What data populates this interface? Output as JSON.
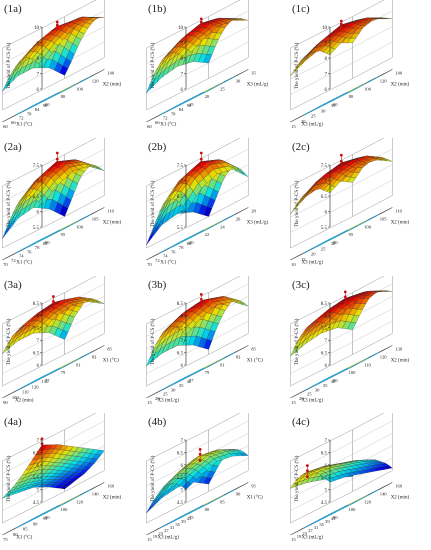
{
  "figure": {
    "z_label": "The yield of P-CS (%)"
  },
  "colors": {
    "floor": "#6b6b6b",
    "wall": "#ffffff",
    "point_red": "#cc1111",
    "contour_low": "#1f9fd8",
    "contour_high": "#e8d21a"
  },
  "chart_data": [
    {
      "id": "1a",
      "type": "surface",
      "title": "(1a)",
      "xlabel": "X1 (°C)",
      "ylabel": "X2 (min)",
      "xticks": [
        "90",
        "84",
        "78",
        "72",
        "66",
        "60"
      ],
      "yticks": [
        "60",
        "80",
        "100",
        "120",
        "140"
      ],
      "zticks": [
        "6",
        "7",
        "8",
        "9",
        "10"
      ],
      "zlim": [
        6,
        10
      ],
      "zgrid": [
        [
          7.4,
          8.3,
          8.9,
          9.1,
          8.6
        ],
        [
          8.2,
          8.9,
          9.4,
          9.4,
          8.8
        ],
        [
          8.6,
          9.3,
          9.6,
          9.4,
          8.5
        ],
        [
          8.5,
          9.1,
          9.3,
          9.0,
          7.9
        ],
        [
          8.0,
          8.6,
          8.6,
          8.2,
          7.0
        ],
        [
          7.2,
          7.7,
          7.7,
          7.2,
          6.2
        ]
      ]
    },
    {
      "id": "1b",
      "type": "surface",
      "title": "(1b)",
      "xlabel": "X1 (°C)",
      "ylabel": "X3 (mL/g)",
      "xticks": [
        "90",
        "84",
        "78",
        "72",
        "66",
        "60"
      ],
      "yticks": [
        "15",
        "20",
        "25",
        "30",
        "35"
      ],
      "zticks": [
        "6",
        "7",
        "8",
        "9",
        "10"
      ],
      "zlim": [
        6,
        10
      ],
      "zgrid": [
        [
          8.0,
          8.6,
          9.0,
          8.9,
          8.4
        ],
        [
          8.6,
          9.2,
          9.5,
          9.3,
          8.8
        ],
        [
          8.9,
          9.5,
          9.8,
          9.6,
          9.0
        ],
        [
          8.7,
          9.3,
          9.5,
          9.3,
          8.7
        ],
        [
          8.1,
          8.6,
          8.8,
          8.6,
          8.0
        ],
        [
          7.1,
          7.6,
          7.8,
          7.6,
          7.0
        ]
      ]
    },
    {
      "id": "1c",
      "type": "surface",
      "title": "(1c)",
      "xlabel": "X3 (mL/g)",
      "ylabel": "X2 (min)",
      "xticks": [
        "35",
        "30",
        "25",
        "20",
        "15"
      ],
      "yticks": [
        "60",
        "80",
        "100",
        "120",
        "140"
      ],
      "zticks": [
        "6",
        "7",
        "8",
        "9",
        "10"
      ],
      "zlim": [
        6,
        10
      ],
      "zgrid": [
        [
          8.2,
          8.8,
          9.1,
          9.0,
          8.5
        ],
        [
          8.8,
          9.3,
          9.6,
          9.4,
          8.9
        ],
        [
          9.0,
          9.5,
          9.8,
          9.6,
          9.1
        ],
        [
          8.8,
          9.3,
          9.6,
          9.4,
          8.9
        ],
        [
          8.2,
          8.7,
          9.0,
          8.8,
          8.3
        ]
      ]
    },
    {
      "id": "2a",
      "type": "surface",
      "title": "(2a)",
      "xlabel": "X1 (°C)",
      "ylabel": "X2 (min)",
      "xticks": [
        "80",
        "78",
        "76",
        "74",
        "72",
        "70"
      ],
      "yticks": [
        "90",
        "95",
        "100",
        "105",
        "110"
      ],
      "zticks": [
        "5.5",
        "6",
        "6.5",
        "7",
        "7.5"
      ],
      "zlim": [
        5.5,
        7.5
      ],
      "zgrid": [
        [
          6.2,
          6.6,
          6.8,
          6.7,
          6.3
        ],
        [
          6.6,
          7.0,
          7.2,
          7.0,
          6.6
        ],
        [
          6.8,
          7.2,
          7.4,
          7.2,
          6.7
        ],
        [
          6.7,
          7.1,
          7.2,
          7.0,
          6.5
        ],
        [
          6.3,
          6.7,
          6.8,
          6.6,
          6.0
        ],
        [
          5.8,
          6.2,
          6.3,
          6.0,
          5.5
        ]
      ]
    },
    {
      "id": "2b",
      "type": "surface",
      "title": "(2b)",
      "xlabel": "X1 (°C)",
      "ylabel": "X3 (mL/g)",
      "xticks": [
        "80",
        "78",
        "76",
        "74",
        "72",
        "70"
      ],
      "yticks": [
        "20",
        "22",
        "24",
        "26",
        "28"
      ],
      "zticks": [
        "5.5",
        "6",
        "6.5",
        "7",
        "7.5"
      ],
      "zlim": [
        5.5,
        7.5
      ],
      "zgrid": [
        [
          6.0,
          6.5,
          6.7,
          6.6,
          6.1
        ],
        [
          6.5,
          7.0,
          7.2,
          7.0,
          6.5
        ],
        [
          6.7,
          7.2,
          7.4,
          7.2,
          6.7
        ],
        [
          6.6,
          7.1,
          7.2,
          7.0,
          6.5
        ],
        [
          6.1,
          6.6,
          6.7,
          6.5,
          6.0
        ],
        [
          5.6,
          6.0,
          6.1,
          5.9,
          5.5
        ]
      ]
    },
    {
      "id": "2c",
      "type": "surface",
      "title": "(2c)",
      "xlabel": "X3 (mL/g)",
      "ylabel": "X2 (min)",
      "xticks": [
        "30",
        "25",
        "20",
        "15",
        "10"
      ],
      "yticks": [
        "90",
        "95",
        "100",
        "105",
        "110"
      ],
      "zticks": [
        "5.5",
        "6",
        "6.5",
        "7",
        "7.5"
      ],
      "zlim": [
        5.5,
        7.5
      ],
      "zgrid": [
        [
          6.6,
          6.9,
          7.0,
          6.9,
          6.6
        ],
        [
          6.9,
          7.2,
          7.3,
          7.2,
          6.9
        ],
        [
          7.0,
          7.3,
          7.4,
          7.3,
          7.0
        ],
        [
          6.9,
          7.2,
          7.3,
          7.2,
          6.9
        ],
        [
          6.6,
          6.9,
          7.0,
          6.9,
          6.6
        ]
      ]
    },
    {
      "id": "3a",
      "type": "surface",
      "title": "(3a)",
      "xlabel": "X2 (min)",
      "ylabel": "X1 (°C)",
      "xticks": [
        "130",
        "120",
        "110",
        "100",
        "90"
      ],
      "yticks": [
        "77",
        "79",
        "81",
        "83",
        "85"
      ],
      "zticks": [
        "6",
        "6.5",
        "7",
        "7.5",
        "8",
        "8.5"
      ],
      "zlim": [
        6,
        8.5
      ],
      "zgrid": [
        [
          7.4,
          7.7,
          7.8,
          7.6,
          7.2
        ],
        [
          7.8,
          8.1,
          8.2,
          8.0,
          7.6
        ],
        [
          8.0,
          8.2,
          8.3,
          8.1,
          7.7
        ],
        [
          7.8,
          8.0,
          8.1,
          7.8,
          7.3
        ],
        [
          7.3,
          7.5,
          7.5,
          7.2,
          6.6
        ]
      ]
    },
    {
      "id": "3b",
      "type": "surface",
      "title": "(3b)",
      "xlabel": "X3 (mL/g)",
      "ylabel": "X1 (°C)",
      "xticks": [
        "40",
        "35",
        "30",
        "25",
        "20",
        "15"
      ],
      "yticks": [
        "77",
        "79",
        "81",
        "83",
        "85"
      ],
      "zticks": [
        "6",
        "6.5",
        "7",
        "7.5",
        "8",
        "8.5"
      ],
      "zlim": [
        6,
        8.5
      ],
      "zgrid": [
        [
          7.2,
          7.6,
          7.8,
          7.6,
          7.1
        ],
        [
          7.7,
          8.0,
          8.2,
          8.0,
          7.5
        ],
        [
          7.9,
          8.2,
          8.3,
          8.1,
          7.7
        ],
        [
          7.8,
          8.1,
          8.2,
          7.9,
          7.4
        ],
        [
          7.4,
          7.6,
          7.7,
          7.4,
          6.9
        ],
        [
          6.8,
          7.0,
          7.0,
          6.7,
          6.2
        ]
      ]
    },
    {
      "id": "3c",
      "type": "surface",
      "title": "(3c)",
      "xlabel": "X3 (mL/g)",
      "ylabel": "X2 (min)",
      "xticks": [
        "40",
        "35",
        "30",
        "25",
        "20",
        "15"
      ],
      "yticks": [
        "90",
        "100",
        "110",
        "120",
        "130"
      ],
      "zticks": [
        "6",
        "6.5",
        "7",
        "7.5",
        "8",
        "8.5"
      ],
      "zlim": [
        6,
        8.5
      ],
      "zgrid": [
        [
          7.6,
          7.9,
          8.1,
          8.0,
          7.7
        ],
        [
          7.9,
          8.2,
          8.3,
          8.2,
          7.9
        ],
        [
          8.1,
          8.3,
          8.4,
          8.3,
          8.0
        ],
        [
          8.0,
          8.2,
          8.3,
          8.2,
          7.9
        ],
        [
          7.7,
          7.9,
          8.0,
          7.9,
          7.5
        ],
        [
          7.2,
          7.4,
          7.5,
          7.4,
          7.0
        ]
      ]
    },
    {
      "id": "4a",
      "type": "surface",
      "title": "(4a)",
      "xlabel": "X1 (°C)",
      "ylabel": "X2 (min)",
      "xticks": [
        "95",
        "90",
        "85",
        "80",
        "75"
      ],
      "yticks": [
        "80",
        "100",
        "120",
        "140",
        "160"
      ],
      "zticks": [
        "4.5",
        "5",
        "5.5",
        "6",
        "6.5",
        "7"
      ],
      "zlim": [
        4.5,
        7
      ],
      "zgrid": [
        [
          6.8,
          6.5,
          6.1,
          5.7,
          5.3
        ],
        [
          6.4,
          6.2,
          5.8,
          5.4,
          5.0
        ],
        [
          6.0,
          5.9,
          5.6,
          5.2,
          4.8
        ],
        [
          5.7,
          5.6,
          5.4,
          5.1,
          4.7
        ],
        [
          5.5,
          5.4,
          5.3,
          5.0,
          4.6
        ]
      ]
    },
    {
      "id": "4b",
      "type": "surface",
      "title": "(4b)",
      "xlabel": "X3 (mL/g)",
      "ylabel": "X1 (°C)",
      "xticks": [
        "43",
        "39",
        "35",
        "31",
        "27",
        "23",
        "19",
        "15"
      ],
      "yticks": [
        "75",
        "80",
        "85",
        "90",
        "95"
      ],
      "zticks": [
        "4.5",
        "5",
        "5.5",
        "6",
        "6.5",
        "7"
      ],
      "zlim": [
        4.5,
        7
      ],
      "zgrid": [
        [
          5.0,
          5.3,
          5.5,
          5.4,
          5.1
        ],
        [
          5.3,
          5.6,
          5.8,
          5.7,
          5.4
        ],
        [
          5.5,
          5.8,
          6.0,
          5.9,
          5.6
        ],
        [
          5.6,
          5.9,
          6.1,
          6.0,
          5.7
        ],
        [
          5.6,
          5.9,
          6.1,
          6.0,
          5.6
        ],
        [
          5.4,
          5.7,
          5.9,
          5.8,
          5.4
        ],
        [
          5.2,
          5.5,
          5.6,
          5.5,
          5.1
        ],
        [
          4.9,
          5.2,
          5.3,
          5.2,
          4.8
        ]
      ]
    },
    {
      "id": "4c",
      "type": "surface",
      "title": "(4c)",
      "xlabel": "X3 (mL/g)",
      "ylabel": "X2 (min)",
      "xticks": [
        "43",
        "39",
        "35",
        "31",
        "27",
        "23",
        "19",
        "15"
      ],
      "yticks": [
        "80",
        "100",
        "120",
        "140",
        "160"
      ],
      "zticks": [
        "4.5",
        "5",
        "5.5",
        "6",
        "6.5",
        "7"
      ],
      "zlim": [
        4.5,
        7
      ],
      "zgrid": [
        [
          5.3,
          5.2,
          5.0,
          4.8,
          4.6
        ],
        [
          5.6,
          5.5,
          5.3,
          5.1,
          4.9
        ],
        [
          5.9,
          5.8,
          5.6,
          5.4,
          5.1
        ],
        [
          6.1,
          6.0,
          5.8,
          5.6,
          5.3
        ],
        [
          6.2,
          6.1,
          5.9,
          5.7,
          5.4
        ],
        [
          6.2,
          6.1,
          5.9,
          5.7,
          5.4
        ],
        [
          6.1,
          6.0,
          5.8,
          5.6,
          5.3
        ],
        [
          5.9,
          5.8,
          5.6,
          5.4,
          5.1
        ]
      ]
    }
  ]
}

Requirements:
Check every line of the listing for the string "title" and report how many lines have it, as a number alone.

Solution below:
12